**Aim of the task**
Find every line with "this" in it, then report how many there are and nothing more.

⁂

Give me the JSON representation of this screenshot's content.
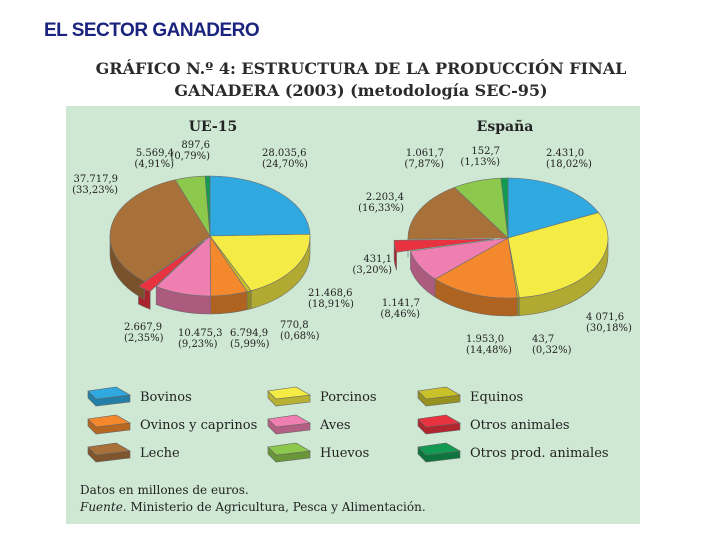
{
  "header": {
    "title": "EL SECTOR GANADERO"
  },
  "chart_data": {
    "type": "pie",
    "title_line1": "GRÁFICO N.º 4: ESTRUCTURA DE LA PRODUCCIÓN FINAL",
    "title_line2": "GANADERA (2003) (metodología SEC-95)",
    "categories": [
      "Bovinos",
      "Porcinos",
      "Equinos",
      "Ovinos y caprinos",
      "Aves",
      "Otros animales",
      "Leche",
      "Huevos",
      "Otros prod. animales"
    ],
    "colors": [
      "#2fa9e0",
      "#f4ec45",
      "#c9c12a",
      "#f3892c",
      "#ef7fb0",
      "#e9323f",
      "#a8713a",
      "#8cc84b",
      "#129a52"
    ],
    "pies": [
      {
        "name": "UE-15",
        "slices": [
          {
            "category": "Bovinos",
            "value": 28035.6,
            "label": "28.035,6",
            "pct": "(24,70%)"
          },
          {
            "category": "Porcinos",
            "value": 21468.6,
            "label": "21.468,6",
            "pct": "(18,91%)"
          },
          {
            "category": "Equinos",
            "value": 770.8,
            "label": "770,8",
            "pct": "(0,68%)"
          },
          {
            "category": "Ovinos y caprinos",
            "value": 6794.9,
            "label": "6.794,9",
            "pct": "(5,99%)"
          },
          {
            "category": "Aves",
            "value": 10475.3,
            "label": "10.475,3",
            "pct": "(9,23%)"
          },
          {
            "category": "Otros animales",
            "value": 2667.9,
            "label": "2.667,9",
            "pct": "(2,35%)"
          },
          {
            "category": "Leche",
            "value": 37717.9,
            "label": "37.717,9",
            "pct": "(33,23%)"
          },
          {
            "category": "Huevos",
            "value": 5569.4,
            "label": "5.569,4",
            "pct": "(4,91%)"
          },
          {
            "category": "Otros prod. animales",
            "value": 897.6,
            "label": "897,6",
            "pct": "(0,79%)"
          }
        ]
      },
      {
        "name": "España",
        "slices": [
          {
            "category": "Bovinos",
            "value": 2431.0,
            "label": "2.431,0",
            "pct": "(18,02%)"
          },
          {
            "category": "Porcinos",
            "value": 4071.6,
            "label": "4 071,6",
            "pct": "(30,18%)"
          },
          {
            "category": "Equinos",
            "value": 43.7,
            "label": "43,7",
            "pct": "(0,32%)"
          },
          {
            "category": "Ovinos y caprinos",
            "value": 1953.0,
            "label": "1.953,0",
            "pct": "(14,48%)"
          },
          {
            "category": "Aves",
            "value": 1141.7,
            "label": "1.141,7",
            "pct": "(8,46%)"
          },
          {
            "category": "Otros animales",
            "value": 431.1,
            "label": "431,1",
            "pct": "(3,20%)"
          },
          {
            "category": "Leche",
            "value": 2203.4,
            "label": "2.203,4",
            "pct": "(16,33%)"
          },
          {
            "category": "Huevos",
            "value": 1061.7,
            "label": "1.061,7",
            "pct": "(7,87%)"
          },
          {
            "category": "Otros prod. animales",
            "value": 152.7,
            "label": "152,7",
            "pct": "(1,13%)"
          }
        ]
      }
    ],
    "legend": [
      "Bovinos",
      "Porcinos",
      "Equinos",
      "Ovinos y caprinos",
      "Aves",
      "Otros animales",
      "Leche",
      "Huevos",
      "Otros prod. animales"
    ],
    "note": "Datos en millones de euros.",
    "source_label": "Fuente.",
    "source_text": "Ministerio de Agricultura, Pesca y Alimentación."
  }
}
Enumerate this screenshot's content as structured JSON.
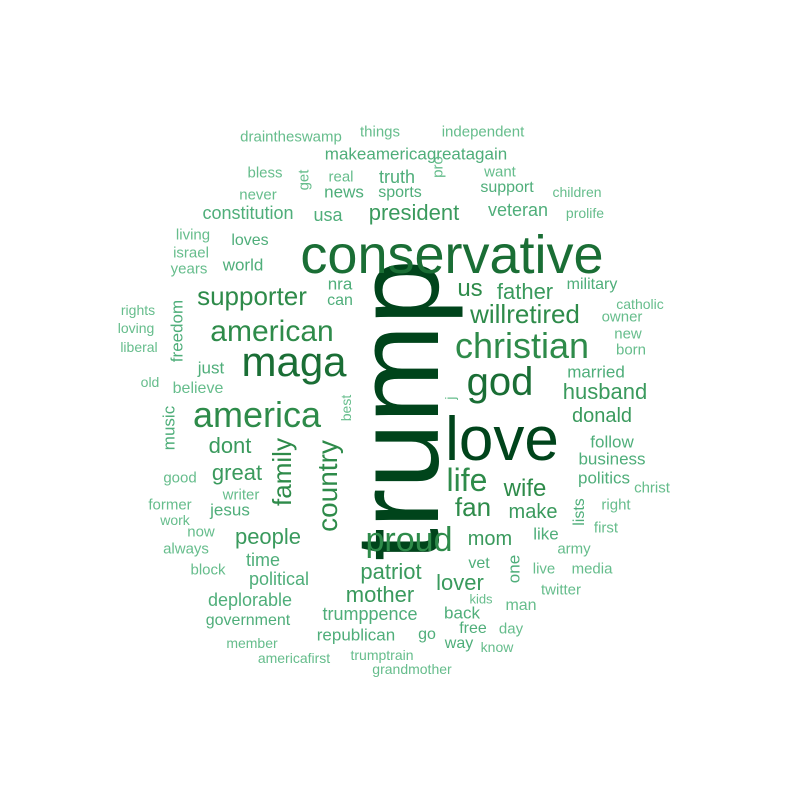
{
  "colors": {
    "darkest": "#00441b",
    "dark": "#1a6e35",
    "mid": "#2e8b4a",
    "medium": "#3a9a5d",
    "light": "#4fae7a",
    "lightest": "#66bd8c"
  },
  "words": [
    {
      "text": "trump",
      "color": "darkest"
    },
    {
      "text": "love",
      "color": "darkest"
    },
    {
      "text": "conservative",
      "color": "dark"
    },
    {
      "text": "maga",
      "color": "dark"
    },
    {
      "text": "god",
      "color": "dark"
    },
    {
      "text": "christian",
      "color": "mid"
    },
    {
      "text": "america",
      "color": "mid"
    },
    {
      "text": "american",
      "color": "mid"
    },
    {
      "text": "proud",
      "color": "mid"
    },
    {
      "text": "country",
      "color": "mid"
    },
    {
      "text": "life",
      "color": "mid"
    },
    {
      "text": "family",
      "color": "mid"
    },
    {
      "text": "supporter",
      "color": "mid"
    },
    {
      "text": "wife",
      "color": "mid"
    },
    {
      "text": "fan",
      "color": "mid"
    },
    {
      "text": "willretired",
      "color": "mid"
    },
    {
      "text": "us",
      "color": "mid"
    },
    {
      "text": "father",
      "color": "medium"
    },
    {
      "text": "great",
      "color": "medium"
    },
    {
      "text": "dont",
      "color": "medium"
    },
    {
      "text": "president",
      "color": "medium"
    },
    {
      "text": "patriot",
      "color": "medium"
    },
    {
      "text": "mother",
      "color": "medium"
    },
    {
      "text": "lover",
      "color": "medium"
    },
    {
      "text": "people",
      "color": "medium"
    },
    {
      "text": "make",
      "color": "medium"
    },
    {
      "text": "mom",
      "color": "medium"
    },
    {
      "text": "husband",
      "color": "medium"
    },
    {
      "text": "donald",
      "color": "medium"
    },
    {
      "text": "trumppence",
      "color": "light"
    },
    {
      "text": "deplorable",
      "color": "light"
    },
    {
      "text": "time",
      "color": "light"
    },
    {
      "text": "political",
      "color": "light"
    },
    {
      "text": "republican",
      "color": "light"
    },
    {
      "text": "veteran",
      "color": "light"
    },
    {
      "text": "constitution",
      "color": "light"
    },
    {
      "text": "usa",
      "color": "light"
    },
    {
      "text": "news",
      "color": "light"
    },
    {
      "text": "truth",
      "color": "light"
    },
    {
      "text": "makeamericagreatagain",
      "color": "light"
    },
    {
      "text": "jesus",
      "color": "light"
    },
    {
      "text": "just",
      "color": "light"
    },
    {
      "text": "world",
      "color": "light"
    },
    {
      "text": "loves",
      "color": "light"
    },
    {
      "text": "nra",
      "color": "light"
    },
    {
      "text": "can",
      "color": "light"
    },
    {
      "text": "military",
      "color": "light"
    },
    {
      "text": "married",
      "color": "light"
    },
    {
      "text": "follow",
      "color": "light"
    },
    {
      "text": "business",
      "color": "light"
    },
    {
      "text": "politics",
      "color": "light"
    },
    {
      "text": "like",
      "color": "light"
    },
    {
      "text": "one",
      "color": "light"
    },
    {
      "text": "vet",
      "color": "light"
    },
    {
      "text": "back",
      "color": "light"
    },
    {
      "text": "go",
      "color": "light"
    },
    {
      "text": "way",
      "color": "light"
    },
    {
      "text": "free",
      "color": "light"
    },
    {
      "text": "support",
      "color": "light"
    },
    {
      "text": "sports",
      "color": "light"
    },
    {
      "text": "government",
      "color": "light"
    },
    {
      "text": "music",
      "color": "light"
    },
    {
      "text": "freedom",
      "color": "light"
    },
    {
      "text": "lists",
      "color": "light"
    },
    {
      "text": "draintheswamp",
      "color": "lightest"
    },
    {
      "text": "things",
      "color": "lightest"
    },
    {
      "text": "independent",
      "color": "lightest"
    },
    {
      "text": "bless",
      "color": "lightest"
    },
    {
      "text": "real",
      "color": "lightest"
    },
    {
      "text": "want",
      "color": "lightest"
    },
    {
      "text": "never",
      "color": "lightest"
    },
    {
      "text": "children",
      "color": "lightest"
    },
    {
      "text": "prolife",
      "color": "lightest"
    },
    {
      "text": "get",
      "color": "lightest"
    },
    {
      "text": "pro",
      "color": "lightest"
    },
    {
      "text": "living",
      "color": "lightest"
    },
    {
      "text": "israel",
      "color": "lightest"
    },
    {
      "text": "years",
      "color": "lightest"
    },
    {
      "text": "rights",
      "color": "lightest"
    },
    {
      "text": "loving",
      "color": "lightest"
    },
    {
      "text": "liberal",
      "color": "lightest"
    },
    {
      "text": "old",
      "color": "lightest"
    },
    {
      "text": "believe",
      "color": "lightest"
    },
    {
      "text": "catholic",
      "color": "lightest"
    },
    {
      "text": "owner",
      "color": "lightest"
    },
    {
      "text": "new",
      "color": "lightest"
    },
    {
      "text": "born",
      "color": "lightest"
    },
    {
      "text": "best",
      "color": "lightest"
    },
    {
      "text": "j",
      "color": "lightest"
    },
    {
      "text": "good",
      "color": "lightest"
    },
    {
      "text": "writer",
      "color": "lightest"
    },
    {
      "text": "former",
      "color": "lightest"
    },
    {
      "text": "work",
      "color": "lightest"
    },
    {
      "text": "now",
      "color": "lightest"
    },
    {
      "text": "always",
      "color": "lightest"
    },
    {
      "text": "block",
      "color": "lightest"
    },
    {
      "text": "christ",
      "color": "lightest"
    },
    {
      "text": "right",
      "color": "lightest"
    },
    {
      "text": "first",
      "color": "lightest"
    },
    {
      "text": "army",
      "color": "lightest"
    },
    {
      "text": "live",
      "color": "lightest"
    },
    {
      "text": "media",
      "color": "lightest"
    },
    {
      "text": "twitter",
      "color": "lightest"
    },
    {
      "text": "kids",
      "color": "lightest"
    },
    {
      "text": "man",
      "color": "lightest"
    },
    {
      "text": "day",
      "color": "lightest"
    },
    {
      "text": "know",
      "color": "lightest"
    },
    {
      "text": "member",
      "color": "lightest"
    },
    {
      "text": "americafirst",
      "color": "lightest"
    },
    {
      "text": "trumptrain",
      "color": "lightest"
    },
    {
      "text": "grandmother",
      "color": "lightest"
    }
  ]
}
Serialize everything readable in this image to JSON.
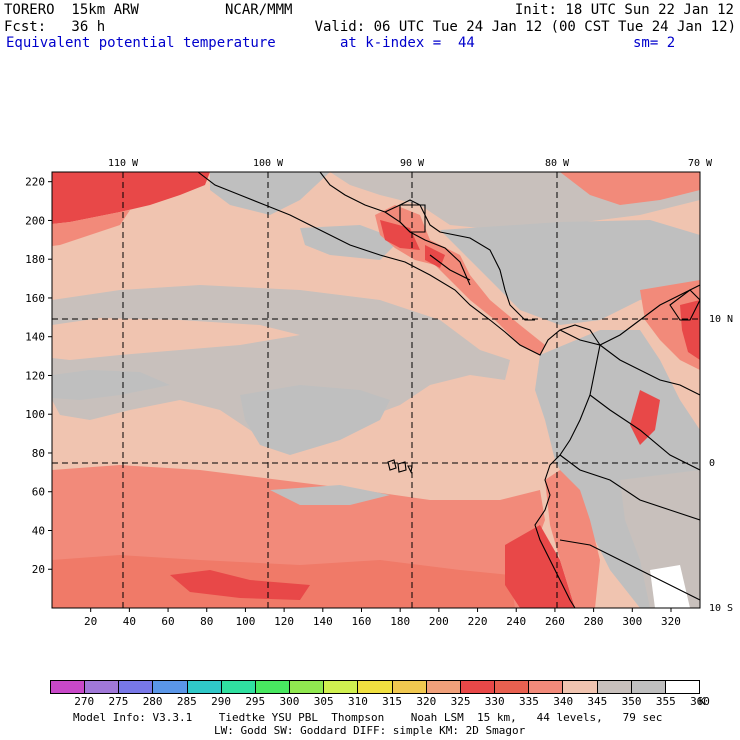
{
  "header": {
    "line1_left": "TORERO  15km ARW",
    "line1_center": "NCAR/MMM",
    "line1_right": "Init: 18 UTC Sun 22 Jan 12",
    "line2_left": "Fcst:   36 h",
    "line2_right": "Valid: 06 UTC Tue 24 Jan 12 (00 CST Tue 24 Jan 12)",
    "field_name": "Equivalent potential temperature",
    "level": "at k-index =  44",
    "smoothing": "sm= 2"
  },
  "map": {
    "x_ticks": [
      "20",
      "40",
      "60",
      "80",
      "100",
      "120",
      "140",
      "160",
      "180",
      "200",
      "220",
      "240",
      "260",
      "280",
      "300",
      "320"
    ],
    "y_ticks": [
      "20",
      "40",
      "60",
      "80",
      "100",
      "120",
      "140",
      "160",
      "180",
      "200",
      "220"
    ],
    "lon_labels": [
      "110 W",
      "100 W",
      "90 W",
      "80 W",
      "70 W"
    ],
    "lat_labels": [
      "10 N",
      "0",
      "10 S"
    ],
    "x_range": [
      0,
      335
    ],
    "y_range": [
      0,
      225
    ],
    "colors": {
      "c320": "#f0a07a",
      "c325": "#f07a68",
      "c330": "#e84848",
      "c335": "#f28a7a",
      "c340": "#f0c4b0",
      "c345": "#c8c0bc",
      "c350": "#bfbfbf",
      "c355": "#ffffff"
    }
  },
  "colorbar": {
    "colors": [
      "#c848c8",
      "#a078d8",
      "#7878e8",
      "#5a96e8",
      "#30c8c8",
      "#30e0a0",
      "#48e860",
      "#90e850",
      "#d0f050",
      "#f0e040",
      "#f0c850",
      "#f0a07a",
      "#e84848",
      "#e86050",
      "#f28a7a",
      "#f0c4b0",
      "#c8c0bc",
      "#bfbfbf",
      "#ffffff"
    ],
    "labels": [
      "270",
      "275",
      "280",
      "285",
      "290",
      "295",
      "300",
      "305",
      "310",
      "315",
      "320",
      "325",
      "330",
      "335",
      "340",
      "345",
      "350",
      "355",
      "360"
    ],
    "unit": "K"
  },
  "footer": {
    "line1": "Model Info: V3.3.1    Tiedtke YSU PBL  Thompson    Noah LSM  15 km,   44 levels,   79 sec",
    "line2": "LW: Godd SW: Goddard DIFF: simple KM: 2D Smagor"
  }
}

⁂

**Task result**
3